Where a line holds the word "time", copy that line.

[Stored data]
_ _ _

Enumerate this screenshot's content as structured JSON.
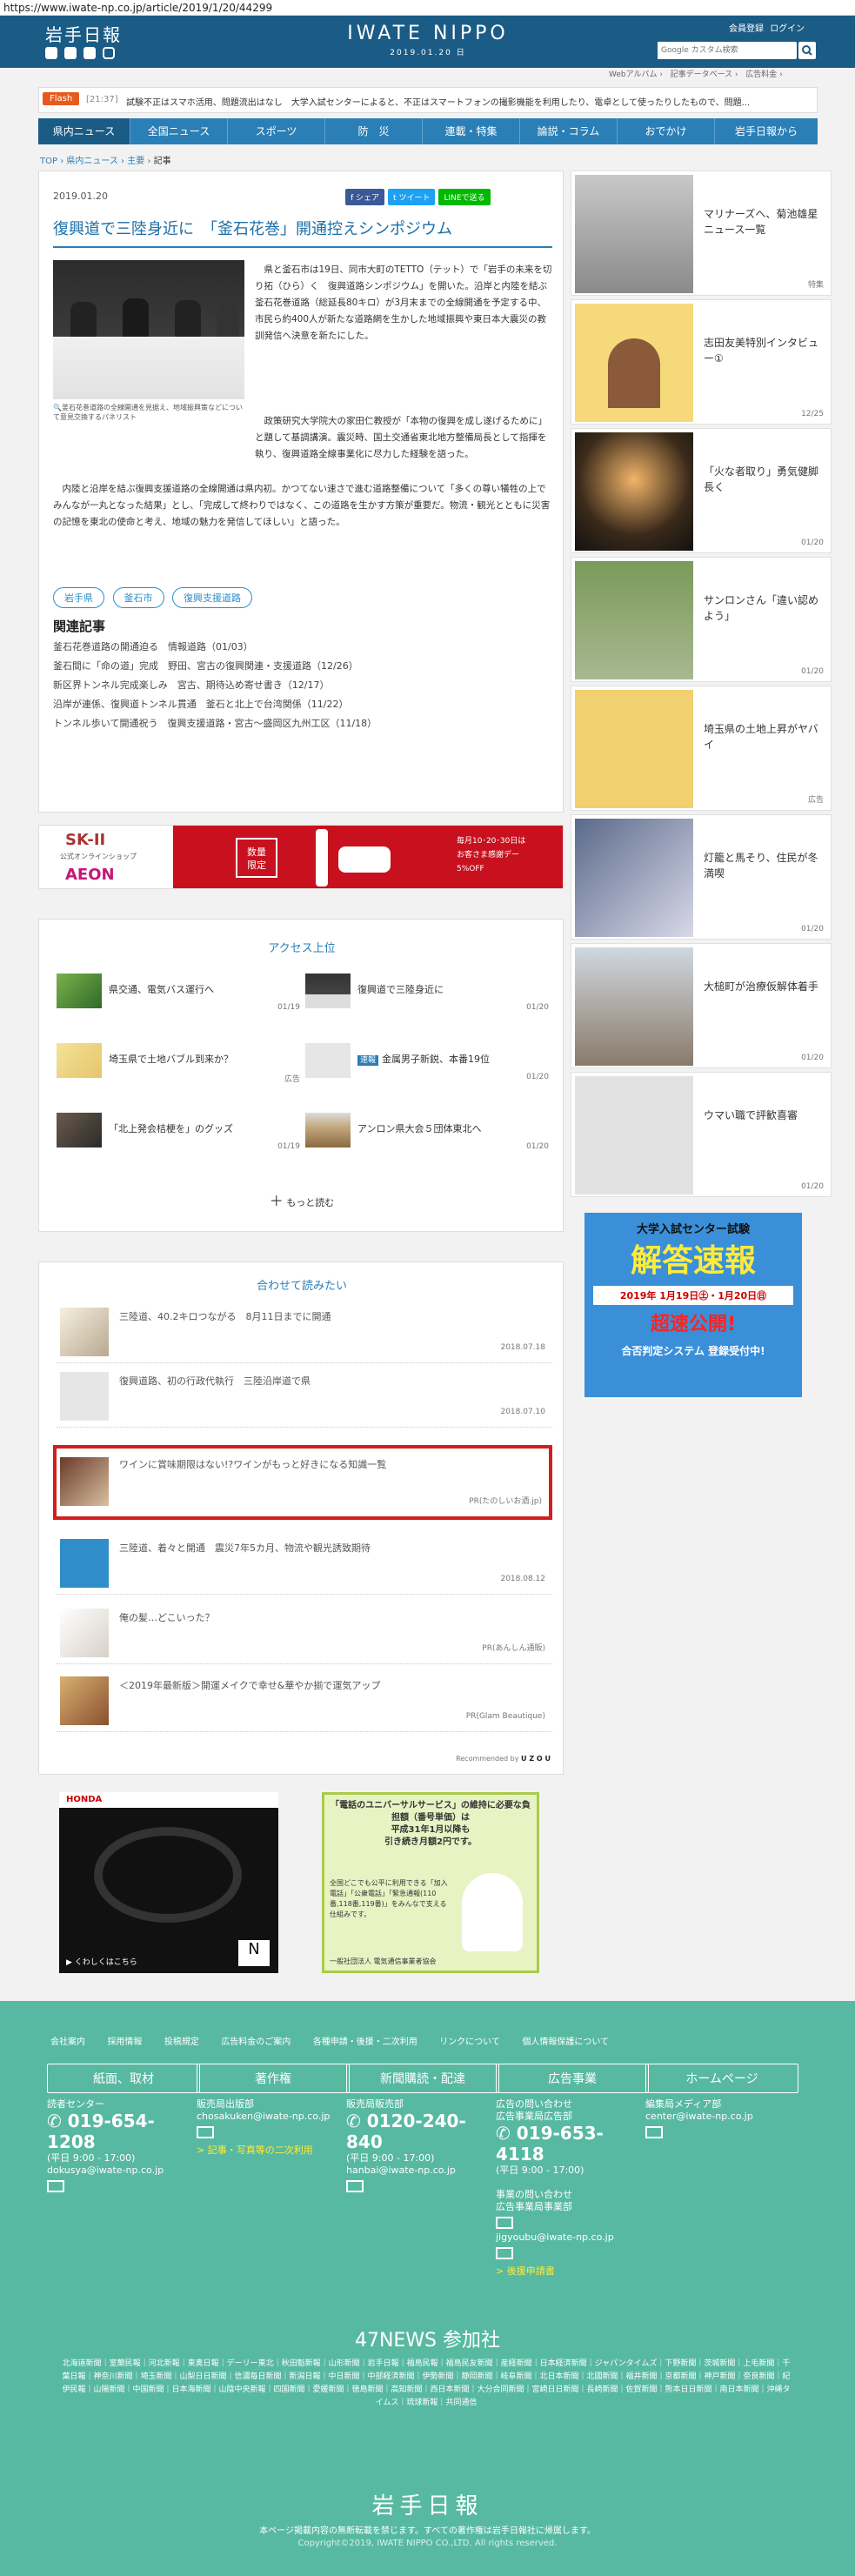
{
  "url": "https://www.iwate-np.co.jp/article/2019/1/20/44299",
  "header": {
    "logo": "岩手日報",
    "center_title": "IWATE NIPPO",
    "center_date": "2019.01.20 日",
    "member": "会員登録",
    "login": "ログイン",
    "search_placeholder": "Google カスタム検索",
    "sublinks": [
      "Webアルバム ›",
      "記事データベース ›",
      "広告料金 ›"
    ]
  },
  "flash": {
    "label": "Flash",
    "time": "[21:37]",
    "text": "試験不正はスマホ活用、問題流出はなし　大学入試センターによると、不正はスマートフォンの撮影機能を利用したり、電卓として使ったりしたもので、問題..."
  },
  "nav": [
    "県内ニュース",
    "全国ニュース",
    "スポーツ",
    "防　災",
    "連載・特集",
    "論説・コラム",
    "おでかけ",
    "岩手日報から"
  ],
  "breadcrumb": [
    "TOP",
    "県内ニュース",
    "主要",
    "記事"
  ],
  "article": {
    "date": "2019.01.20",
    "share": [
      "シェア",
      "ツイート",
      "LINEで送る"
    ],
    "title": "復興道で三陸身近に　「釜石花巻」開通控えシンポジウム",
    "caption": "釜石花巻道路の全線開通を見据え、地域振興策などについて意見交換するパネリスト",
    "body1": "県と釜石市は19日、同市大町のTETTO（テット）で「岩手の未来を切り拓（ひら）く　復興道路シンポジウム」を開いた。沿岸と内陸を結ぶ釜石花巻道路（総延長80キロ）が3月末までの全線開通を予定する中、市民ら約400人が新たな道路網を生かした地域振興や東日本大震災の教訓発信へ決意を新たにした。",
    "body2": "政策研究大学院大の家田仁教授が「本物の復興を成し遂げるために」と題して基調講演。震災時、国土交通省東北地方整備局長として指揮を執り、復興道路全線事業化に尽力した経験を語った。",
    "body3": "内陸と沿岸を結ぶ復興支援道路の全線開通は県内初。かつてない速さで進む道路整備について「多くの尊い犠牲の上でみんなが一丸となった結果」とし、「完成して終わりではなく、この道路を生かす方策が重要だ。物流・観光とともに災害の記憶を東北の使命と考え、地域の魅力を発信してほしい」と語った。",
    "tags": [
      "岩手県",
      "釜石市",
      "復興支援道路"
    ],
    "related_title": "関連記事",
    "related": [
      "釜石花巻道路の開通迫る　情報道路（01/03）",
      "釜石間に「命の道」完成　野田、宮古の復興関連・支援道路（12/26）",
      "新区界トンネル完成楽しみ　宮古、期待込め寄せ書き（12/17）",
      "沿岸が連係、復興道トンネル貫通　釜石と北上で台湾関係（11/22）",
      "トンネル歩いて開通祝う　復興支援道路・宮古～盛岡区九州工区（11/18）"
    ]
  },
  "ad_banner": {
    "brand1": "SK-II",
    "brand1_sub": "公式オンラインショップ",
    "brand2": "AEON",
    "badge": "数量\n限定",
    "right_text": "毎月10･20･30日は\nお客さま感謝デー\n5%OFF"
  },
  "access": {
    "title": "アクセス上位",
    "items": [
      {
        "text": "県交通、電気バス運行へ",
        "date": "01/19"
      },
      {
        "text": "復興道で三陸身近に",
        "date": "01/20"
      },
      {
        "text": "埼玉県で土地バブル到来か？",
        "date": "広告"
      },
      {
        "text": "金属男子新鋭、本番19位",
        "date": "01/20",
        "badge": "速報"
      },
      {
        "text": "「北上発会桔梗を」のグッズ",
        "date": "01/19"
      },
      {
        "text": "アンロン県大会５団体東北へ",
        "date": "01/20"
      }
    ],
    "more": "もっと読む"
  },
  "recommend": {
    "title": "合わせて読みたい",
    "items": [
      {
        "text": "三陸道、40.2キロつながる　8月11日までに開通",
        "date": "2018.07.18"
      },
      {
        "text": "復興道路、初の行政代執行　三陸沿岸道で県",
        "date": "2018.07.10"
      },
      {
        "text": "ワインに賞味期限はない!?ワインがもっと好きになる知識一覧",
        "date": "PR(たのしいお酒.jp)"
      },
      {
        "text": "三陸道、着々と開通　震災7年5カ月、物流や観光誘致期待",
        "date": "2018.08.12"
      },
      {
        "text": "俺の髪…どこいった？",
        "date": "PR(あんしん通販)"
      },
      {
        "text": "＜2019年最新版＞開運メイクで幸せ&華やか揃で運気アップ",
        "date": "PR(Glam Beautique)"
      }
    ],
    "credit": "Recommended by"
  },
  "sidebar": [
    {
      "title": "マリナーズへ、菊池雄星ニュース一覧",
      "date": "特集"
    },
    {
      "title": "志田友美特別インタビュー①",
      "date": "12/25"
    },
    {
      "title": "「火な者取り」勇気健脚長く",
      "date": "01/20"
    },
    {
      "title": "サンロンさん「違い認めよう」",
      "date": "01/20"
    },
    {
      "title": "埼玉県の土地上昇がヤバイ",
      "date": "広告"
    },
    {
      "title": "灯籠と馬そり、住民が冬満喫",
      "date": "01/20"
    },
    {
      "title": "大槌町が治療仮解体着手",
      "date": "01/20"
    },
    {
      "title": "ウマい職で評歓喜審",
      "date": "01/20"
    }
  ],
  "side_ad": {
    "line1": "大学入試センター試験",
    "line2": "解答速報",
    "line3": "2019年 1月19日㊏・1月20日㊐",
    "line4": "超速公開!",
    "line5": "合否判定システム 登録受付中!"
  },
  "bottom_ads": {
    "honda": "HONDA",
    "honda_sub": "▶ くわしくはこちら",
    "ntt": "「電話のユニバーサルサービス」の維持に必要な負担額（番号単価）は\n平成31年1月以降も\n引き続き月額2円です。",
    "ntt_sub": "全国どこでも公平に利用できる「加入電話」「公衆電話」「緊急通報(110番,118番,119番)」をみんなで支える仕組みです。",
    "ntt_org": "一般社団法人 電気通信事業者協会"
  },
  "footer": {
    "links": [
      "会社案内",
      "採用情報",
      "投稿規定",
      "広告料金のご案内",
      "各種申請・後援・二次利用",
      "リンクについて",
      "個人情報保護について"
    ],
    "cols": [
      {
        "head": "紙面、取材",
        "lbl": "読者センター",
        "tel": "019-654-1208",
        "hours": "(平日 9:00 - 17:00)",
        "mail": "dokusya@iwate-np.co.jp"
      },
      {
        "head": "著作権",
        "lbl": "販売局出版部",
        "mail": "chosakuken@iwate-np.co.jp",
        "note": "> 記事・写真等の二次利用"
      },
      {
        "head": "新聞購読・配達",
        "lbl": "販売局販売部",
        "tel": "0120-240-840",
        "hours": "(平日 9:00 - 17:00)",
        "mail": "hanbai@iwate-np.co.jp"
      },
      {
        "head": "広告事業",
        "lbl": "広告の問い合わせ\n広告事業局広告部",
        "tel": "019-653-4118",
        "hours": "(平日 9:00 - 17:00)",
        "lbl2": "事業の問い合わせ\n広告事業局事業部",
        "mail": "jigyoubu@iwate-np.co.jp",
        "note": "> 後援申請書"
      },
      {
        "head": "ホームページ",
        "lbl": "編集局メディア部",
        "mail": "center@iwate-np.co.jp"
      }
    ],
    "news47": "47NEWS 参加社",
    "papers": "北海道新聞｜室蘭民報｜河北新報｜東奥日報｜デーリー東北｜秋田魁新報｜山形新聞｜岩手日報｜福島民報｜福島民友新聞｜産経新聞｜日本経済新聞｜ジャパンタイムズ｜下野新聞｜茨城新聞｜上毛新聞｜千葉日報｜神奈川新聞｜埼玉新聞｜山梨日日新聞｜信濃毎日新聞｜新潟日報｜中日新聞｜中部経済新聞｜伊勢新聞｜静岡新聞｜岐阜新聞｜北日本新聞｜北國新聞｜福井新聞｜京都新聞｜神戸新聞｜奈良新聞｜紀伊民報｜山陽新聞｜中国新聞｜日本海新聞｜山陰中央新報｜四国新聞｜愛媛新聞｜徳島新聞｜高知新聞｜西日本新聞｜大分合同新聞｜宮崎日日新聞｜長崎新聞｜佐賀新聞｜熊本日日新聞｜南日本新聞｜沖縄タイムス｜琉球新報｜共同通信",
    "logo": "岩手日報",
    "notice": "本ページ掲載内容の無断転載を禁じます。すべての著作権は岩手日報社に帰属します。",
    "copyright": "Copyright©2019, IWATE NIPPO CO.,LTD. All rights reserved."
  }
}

_ _ _

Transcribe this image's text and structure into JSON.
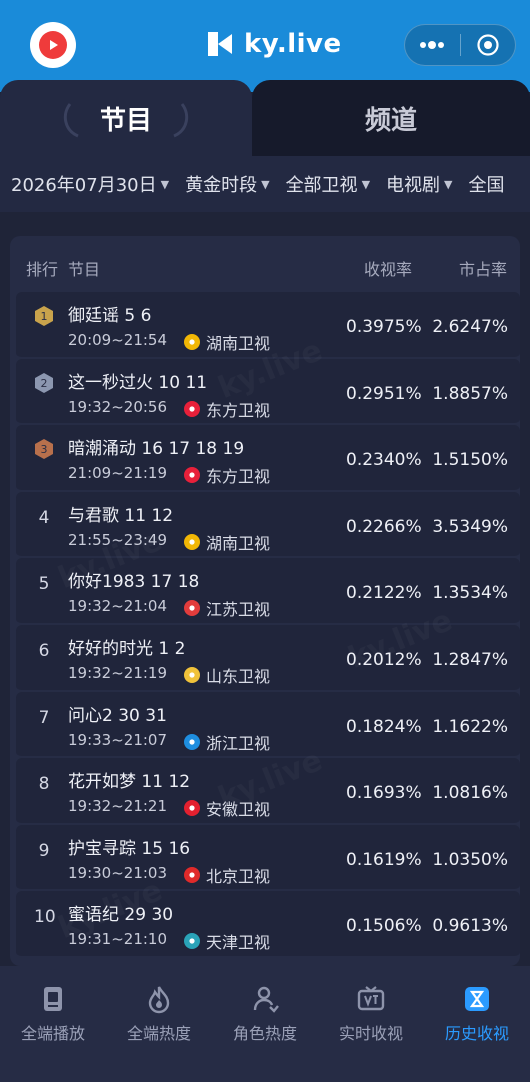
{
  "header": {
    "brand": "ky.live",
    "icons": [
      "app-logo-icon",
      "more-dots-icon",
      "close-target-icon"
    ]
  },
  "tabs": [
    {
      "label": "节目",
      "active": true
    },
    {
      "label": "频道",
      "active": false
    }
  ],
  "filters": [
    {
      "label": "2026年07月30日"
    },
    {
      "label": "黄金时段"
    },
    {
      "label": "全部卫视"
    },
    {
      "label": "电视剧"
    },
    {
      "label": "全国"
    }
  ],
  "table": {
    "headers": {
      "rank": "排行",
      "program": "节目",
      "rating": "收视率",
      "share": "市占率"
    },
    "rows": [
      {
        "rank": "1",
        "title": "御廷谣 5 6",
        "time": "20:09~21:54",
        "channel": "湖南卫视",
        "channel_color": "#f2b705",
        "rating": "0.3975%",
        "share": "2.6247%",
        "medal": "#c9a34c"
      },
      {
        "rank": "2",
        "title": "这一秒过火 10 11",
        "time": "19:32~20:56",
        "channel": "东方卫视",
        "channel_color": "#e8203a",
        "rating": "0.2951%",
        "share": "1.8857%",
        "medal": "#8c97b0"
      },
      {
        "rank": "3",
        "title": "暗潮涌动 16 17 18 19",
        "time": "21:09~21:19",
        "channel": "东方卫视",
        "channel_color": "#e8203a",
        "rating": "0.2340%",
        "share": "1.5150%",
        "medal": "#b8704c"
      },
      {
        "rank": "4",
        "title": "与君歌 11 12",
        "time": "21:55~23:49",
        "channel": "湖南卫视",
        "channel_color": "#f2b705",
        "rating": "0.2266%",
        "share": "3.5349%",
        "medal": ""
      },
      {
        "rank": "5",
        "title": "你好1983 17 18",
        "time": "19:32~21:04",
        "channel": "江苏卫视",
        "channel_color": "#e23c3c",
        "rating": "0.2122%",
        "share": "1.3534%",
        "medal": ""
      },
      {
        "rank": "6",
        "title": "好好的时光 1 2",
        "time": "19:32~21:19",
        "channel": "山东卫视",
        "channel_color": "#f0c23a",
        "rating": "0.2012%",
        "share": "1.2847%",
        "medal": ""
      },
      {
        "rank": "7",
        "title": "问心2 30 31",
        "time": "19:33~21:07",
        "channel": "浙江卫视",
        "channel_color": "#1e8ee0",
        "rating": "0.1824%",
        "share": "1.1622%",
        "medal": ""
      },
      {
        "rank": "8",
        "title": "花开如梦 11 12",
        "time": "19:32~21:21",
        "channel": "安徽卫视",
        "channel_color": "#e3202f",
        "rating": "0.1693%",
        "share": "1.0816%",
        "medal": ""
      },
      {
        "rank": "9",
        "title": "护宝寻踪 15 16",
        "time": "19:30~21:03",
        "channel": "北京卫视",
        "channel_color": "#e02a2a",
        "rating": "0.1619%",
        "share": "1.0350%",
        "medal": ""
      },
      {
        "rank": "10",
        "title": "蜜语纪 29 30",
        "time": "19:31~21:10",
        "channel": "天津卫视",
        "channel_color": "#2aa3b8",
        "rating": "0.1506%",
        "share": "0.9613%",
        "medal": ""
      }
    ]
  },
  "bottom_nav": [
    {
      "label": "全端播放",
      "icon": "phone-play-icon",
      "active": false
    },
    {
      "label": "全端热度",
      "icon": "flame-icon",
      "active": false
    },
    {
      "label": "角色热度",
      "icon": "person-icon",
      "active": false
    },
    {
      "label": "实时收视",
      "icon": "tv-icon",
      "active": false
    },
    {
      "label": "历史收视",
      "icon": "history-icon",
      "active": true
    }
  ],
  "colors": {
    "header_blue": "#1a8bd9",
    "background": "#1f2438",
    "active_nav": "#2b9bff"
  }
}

_ _ _

Output of the exercise
    "time": "[21:37]",
        "time": "20:09~21:54",
        "time": "19:32~20:56",
        "time": "21:09~21:19",
        "time": "21:55~23:49",
        "time": "19:32~21:04",
        "time": "19:32~21:19",
        "time": "19:33~21:07",
        "time": "19:32~21:21",
        "time": "19:30~21:03",
        "time": "19:31~21:10",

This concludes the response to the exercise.